Dataset excerpts:
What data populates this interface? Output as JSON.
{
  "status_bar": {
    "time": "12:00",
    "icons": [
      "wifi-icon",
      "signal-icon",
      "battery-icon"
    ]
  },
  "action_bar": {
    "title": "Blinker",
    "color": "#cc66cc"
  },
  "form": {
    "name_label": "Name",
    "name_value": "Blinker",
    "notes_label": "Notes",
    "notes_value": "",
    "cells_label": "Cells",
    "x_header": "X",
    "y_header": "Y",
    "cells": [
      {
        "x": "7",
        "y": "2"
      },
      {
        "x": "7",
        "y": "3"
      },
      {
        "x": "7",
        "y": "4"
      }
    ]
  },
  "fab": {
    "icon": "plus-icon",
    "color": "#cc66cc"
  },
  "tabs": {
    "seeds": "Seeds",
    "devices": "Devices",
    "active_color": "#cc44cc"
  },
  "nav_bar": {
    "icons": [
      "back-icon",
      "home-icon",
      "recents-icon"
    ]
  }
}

THE EXERCISE:
Transcribe all of the material exactly. Omit nothing.

WRITTEN SOLUTION:
What data populates this interface? Output as JSON.
{
  "status_bar": {
    "time": "12:00",
    "icons": [
      "wifi-icon",
      "signal-icon",
      "battery-icon"
    ]
  },
  "action_bar": {
    "title": "Blinker",
    "color": "#cc66cc"
  },
  "form": {
    "name_label": "Name",
    "name_value": "Blinker",
    "notes_label": "Notes",
    "notes_value": "",
    "cells_label": "Cells",
    "x_header": "X",
    "y_header": "Y",
    "cells": [
      {
        "x": "7",
        "y": "2"
      },
      {
        "x": "7",
        "y": "3"
      },
      {
        "x": "7",
        "y": "4"
      }
    ]
  },
  "fab": {
    "icon": "plus-icon",
    "color": "#cc66cc"
  },
  "tabs": {
    "seeds": "Seeds",
    "devices": "Devices",
    "active_color": "#cc44cc"
  },
  "nav_bar": {
    "icons": [
      "back-icon",
      "home-icon",
      "recents-icon"
    ]
  }
}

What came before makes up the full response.